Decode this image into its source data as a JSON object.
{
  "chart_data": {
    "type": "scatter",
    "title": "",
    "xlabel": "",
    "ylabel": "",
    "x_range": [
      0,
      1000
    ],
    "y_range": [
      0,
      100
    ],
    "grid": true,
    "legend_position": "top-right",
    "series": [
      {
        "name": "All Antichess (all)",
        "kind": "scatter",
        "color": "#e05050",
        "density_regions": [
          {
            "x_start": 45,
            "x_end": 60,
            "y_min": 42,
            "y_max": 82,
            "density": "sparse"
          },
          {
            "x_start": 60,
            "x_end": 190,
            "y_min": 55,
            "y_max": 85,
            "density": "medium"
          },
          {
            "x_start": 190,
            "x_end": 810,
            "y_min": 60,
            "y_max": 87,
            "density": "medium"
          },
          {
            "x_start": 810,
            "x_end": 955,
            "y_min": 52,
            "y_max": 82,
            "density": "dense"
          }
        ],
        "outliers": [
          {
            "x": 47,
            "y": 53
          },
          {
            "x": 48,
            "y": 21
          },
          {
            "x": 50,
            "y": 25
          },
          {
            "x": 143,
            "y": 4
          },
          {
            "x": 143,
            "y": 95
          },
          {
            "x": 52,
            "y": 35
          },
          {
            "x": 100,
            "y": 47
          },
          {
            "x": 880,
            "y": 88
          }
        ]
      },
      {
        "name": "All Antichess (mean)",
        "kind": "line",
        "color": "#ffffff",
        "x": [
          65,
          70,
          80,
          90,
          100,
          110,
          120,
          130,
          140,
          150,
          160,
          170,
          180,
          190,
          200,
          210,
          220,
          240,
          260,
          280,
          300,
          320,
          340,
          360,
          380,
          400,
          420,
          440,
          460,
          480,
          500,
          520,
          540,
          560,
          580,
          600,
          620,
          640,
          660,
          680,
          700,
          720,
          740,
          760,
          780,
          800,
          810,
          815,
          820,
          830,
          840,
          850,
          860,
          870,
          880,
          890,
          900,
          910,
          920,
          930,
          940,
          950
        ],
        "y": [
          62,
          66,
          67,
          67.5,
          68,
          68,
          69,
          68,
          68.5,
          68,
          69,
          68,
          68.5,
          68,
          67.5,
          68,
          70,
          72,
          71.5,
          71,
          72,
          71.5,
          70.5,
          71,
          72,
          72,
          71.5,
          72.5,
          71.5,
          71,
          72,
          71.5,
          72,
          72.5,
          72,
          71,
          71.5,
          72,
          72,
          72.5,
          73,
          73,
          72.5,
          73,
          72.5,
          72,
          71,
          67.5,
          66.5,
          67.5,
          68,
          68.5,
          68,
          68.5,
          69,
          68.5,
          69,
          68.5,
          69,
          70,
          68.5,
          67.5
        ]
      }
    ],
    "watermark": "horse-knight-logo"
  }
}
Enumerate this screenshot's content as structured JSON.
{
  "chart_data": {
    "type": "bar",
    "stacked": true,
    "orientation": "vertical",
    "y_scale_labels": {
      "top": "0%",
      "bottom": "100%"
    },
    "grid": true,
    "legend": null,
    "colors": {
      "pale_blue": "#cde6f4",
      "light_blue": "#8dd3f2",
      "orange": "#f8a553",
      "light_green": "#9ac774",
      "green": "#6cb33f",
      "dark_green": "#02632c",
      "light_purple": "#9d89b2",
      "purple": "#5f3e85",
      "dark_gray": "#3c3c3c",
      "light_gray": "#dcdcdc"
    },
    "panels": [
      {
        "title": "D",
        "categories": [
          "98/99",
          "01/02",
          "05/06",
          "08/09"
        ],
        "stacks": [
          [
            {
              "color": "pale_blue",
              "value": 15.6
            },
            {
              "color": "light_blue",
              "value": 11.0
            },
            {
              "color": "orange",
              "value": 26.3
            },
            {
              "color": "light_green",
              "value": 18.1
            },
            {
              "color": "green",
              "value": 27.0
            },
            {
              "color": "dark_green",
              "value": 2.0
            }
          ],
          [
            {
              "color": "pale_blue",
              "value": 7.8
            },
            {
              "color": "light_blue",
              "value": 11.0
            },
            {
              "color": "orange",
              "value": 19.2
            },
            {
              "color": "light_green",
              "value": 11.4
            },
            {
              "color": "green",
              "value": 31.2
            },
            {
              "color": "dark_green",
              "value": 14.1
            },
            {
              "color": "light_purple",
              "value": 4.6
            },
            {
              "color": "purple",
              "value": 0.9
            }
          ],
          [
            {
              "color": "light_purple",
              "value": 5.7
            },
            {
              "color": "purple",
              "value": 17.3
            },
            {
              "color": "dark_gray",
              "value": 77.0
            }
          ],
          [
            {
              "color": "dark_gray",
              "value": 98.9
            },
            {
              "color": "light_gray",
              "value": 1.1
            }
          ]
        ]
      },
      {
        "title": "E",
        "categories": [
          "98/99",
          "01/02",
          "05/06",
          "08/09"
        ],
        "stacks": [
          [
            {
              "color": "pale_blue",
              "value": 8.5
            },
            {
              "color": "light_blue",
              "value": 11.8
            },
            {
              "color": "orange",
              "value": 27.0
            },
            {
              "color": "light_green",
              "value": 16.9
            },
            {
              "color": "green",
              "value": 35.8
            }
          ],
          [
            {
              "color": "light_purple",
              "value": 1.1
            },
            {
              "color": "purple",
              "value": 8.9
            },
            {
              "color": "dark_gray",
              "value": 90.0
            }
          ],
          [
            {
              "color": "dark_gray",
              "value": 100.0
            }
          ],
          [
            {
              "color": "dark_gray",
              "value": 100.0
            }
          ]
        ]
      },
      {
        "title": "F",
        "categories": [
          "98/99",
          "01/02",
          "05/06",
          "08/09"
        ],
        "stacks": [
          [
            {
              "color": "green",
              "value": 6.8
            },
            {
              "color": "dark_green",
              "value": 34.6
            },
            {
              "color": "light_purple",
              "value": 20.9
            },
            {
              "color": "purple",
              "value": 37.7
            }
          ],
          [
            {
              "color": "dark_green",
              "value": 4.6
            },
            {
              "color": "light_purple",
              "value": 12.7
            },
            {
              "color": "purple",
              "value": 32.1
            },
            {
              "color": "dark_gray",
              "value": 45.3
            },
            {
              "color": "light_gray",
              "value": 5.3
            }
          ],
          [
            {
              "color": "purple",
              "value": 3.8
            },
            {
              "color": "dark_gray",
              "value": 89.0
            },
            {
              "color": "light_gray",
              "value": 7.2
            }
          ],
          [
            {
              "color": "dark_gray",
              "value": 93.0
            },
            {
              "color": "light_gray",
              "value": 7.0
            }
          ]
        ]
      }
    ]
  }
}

########

Your goal:
All of the entries should be written out again exactly.

The answer:
Decode this image into its source data as a JSON object.
{
  "chart_data": {
    "type": "scatter",
    "title": "",
    "xlabel": "",
    "ylabel": "",
    "x_range": [
      0,
      1000
    ],
    "y_range": [
      0,
      100
    ],
    "grid": true,
    "legend_position": "top-right",
    "series": [
      {
        "name": "All Antichess (all)",
        "kind": "scatter",
        "color": "#e05050",
        "density_regions": [
          {
            "x_start": 45,
            "x_end": 60,
            "y_min": 42,
            "y_max": 82,
            "density": "sparse"
          },
          {
            "x_start": 60,
            "x_end": 190,
            "y_min": 55,
            "y_max": 85,
            "density": "medium"
          },
          {
            "x_start": 190,
            "x_end": 810,
            "y_min": 60,
            "y_max": 87,
            "density": "medium"
          },
          {
            "x_start": 810,
            "x_end": 955,
            "y_min": 52,
            "y_max": 82,
            "density": "dense"
          }
        ],
        "outliers": [
          {
            "x": 47,
            "y": 53
          },
          {
            "x": 48,
            "y": 21
          },
          {
            "x": 50,
            "y": 25
          },
          {
            "x": 143,
            "y": 4
          },
          {
            "x": 143,
            "y": 95
          },
          {
            "x": 52,
            "y": 35
          },
          {
            "x": 100,
            "y": 47
          },
          {
            "x": 880,
            "y": 88
          }
        ]
      },
      {
        "name": "All Antichess (mean)",
        "kind": "line",
        "color": "#ffffff",
        "x": [
          65,
          70,
          80,
          90,
          100,
          110,
          120,
          130,
          140,
          150,
          160,
          170,
          180,
          190,
          200,
          210,
          220,
          240,
          260,
          280,
          300,
          320,
          340,
          360,
          380,
          400,
          420,
          440,
          460,
          480,
          500,
          520,
          540,
          560,
          580,
          600,
          620,
          640,
          660,
          680,
          700,
          720,
          740,
          760,
          780,
          800,
          810,
          815,
          820,
          830,
          840,
          850,
          860,
          870,
          880,
          890,
          900,
          910,
          920,
          930,
          940,
          950
        ],
        "y": [
          62,
          66,
          67,
          67.5,
          68,
          68,
          69,
          68,
          68.5,
          68,
          69,
          68,
          68.5,
          68,
          67.5,
          68,
          70,
          72,
          71.5,
          71,
          72,
          71.5,
          70.5,
          71,
          72,
          72,
          71.5,
          72.5,
          71.5,
          71,
          72,
          71.5,
          72,
          72.5,
          72,
          71,
          71.5,
          72,
          72,
          72.5,
          73,
          73,
          72.5,
          73,
          72.5,
          72,
          71,
          67.5,
          66.5,
          67.5,
          68,
          68.5,
          68,
          68.5,
          69,
          68.5,
          69,
          68.5,
          69,
          70,
          68.5,
          67.5
        ]
      }
    ],
    "watermark": "horse-knight-logo"
  }
}
Enumerate this screenshot's content as structured JSON.
{
  "chart_data": {
    "type": "bar",
    "stacked": true,
    "orientation": "vertical",
    "y_scale_labels": {
      "top": "0%",
      "bottom": "100%"
    },
    "grid": true,
    "legend": null,
    "colors": {
      "pale_blue": "#cde6f4",
      "light_blue": "#8dd3f2",
      "orange": "#f8a553",
      "light_green": "#9ac774",
      "green": "#6cb33f",
      "dark_green": "#02632c",
      "light_purple": "#9d89b2",
      "purple": "#5f3e85",
      "dark_gray": "#3c3c3c",
      "light_gray": "#dcdcdc"
    },
    "panels": [
      {
        "title": "D",
        "categories": [
          "98/99",
          "01/02",
          "05/06",
          "08/09"
        ],
        "stacks": [
          [
            {
              "color": "pale_blue",
              "value": 15.6
            },
            {
              "color": "light_blue",
              "value": 11.0
            },
            {
              "color": "orange",
              "value": 26.3
            },
            {
              "color": "light_green",
              "value": 18.1
            },
            {
              "color": "green",
              "value": 27.0
            },
            {
              "color": "dark_green",
              "value": 2.0
            }
          ],
          [
            {
              "color": "pale_blue",
              "value": 7.8
            },
            {
              "color": "light_blue",
              "value": 11.0
            },
            {
              "color": "orange",
              "value": 19.2
            },
            {
              "color": "light_green",
              "value": 11.4
            },
            {
              "color": "green",
              "value": 31.2
            },
            {
              "color": "dark_green",
              "value": 14.1
            },
            {
              "color": "light_purple",
              "value": 4.6
            },
            {
              "color": "purple",
              "value": 0.9
            }
          ],
          [
            {
              "color": "light_purple",
              "value": 5.7
            },
            {
              "color": "purple",
              "value": 17.3
            },
            {
              "color": "dark_gray",
              "value": 77.0
            }
          ],
          [
            {
              "color": "dark_gray",
              "value": 98.9
            },
            {
              "color": "light_gray",
              "value": 1.1
            }
          ]
        ]
      },
      {
        "title": "E",
        "categories": [
          "98/99",
          "01/02",
          "05/06",
          "08/09"
        ],
        "stacks": [
          [
            {
              "color": "pale_blue",
              "value": 8.5
            },
            {
              "color": "light_blue",
              "value": 11.8
            },
            {
              "color": "orange",
              "value": 27.0
            },
            {
              "color": "light_green",
              "value": 16.9
            },
            {
              "color": "green",
              "value": 35.8
            }
          ],
          [
            {
              "color": "light_purple",
              "value": 1.1
            },
            {
              "color": "purple",
              "value": 8.9
            },
            {
              "color": "dark_gray",
              "value": 90.0
            }
          ],
          [
            {
              "color": "dark_gray",
              "value": 100.0
            }
          ],
          [
            {
              "color": "dark_gray",
              "value": 100.0
            }
          ]
        ]
      },
      {
        "title": "F",
        "categories": [
          "98/99",
          "01/02",
          "05/06",
          "08/09"
        ],
        "stacks": [
          [
            {
              "color": "green",
              "value": 6.8
            },
            {
              "color": "dark_green",
              "value": 34.6
            },
            {
              "color": "light_purple",
              "value": 20.9
            },
            {
              "color": "purple",
              "value": 37.7
            }
          ],
          [
            {
              "color": "dark_green",
              "value": 4.6
            },
            {
              "color": "light_purple",
              "value": 12.7
            },
            {
              "color": "purple",
              "value": 32.1
            },
            {
              "color": "dark_gray",
              "value": 45.3
            },
            {
              "color": "light_gray",
              "value": 5.3
            }
          ],
          [
            {
              "color": "purple",
              "value": 3.8
            },
            {
              "color": "dark_gray",
              "value": 89.0
            },
            {
              "color": "light_gray",
              "value": 7.2
            }
          ],
          [
            {
              "color": "dark_gray",
              "value": 93.0
            },
            {
              "color": "light_gray",
              "value": 7.0
            }
          ]
        ]
      }
    ]
  }
}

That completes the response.